__PROBLEM DESCRIPTION__. Type out the complete listing below word for word, without its pictures.

__SOURCE DATA__.
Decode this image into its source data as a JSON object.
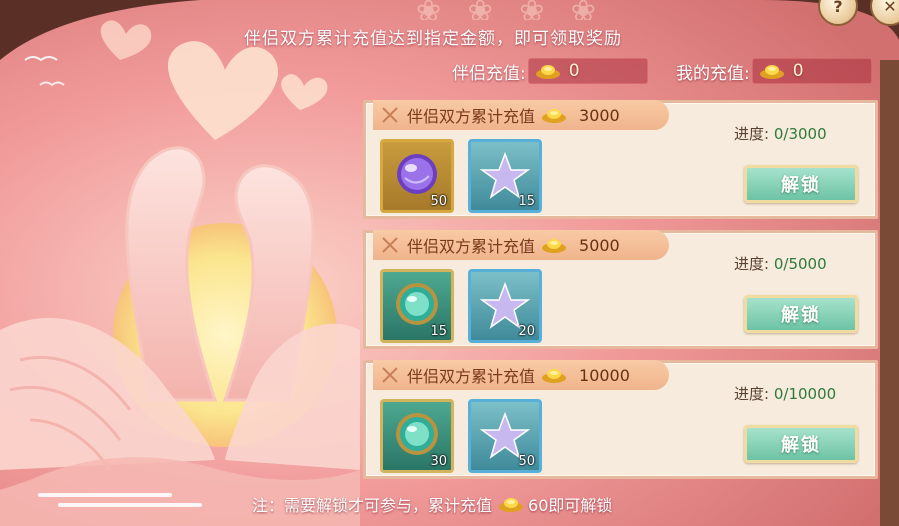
{
  "header": {
    "subtitle": "伴侣双方累计充值达到指定金额，即可领取奖励"
  },
  "recharge": {
    "partner_label": "伴侣充值:",
    "partner_value": "0",
    "mine_label": "我的充值:",
    "mine_value": "0"
  },
  "tiers": [
    {
      "title": "伴侣双方累计充值",
      "amount": "3000",
      "progress_label": "进度:",
      "progress_value": "0/3000",
      "button_label": "解锁",
      "items": [
        {
          "icon": "purple-orb-icon",
          "count": "50"
        },
        {
          "icon": "star-icon",
          "count": "15"
        }
      ]
    },
    {
      "title": "伴侣双方累计充值",
      "amount": "5000",
      "progress_label": "进度:",
      "progress_value": "0/5000",
      "button_label": "解锁",
      "items": [
        {
          "icon": "jade-orb-icon",
          "count": "15"
        },
        {
          "icon": "star-icon",
          "count": "20"
        }
      ]
    },
    {
      "title": "伴侣双方累计充值",
      "amount": "10000",
      "progress_label": "进度:",
      "progress_value": "0/10000",
      "button_label": "解锁",
      "items": [
        {
          "icon": "jade-orb-icon",
          "count": "30"
        },
        {
          "icon": "star-icon",
          "count": "50"
        }
      ]
    }
  ],
  "note": {
    "prefix": "注：需要解锁才可参与，累计充值",
    "suffix": "60即可解锁"
  },
  "colors": {
    "progress_value": "#2f7a3a",
    "unlock_button": "#6dc3a5",
    "card_background": "#f6ebdc",
    "ribbon": "#f0b48c"
  }
}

__FINISHED ANSWER__.
Decode this image into its source data as a JSON object.
{
  "header": {
    "subtitle": "伴侣双方累计充值达到指定金额，即可领取奖励"
  },
  "recharge": {
    "partner_label": "伴侣充值:",
    "partner_value": "0",
    "mine_label": "我的充值:",
    "mine_value": "0"
  },
  "tiers": [
    {
      "title": "伴侣双方累计充值",
      "amount": "3000",
      "progress_label": "进度:",
      "progress_value": "0/3000",
      "button_label": "解锁",
      "items": [
        {
          "icon": "purple-orb-icon",
          "count": "50"
        },
        {
          "icon": "star-icon",
          "count": "15"
        }
      ]
    },
    {
      "title": "伴侣双方累计充值",
      "amount": "5000",
      "progress_label": "进度:",
      "progress_value": "0/5000",
      "button_label": "解锁",
      "items": [
        {
          "icon": "jade-orb-icon",
          "count": "15"
        },
        {
          "icon": "star-icon",
          "count": "20"
        }
      ]
    },
    {
      "title": "伴侣双方累计充值",
      "amount": "10000",
      "progress_label": "进度:",
      "progress_value": "0/10000",
      "button_label": "解锁",
      "items": [
        {
          "icon": "jade-orb-icon",
          "count": "30"
        },
        {
          "icon": "star-icon",
          "count": "50"
        }
      ]
    }
  ],
  "note": {
    "prefix": "注：需要解锁才可参与，累计充值",
    "suffix": "60即可解锁"
  },
  "colors": {
    "progress_value": "#2f7a3a",
    "unlock_button": "#6dc3a5",
    "card_background": "#f6ebdc",
    "ribbon": "#f0b48c"
  }
}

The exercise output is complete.